Directive: Pull out every line from the listing that has the word "location".

:: Entries ::

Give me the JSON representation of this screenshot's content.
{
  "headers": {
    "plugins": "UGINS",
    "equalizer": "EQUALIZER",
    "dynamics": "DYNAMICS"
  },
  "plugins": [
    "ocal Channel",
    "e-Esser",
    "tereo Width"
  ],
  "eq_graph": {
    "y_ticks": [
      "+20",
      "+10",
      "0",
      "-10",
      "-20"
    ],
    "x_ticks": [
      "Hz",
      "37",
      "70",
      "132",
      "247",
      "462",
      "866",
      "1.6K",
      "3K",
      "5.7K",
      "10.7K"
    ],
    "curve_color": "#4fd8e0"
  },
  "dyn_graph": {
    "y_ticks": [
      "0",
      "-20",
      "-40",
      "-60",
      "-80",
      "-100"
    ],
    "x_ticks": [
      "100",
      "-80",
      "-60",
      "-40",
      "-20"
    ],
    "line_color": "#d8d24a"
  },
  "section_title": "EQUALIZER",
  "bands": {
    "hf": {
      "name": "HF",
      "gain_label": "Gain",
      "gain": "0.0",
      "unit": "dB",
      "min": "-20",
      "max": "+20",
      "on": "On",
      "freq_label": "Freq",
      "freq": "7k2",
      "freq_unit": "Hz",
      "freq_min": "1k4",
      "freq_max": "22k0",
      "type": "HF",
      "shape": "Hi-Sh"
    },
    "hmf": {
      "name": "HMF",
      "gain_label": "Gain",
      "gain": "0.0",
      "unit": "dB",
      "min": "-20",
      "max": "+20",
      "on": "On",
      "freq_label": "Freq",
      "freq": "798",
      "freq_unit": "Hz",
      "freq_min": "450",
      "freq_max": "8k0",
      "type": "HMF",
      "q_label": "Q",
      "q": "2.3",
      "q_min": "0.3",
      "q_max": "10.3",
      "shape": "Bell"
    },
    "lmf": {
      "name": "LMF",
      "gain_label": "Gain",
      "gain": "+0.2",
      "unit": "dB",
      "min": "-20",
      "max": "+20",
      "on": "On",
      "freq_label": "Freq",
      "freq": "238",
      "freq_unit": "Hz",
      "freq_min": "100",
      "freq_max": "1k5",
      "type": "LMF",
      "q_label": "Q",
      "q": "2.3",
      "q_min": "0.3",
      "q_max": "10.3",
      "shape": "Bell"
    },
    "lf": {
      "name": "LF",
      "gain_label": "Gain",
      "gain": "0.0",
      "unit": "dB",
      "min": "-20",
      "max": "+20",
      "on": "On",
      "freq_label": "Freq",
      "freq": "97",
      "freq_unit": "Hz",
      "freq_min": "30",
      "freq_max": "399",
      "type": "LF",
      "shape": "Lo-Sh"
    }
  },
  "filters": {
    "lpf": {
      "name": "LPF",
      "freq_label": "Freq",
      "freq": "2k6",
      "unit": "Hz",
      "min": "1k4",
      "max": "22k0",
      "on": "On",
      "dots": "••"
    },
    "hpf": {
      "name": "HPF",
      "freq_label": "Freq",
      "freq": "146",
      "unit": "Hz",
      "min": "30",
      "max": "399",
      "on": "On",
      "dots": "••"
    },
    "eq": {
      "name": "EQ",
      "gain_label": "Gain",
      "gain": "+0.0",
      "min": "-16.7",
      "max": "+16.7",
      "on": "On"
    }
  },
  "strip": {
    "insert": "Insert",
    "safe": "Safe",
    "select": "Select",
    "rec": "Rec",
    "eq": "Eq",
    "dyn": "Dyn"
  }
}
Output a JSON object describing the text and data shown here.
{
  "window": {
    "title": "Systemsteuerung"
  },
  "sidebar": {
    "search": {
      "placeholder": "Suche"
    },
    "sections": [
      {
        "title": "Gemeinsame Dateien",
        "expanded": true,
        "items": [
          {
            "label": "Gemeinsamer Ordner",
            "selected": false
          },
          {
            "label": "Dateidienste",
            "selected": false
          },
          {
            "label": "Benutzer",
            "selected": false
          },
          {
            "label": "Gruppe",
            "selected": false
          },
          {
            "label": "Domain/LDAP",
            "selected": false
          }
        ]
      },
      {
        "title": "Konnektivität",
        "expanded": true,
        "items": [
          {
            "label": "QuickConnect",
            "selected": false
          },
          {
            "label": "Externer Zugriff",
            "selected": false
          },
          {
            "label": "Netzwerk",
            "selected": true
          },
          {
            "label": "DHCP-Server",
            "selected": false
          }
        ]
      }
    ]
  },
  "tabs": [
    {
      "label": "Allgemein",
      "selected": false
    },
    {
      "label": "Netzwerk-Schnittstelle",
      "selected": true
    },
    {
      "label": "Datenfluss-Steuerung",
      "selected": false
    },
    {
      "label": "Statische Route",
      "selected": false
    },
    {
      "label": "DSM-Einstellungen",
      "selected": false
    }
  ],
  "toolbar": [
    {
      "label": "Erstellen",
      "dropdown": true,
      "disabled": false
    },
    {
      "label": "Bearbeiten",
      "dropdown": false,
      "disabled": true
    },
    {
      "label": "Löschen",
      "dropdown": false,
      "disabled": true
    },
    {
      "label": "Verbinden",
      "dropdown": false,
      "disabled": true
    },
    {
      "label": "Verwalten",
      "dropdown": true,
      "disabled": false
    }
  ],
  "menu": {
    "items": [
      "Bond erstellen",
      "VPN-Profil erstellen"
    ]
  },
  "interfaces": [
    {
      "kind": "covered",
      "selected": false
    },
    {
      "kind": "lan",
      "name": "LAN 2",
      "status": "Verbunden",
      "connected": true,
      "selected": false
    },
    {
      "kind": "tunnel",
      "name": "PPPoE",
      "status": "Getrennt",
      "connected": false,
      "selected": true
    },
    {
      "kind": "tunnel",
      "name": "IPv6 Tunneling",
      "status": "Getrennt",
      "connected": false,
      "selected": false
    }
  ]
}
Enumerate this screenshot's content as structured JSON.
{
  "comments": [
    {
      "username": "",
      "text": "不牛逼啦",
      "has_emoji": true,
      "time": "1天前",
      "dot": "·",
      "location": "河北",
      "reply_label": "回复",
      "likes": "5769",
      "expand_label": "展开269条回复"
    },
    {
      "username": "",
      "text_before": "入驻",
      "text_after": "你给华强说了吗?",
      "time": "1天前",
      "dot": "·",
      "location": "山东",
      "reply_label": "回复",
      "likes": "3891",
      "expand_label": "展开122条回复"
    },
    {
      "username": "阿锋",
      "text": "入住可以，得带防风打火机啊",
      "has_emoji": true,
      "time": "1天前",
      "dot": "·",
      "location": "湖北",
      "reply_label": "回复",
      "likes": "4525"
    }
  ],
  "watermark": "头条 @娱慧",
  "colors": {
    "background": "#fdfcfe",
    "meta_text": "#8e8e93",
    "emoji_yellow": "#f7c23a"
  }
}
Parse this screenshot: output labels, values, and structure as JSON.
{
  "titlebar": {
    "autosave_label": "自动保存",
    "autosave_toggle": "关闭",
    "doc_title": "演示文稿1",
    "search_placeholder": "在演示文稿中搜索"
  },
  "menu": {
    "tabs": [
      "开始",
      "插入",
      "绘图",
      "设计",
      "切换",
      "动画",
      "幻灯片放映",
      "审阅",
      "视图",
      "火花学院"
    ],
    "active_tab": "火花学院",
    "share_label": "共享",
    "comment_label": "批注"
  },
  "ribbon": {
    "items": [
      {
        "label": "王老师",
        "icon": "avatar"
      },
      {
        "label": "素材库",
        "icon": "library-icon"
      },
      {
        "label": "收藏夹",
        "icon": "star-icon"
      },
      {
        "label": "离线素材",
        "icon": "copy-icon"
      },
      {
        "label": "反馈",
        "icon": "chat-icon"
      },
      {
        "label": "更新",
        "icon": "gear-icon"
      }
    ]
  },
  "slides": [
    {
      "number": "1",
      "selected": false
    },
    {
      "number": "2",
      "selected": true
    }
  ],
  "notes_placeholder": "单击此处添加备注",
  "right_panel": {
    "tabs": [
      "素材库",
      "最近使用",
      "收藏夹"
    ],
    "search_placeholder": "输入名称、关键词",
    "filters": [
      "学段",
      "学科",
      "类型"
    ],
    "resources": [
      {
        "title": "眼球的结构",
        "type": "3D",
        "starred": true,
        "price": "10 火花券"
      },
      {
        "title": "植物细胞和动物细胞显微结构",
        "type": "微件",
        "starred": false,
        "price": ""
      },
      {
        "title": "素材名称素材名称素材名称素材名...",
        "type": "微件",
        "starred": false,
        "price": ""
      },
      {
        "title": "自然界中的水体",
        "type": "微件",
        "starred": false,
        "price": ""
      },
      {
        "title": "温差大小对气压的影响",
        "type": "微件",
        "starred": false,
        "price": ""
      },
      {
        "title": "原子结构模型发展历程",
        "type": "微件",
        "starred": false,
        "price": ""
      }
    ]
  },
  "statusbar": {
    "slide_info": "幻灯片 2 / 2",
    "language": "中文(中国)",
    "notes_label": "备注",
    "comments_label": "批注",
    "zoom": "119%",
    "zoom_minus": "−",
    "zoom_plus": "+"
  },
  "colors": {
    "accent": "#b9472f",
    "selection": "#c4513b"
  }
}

:::

Finished task:
      "location": "河北",
      "location": "山东",
      "location": "湖北",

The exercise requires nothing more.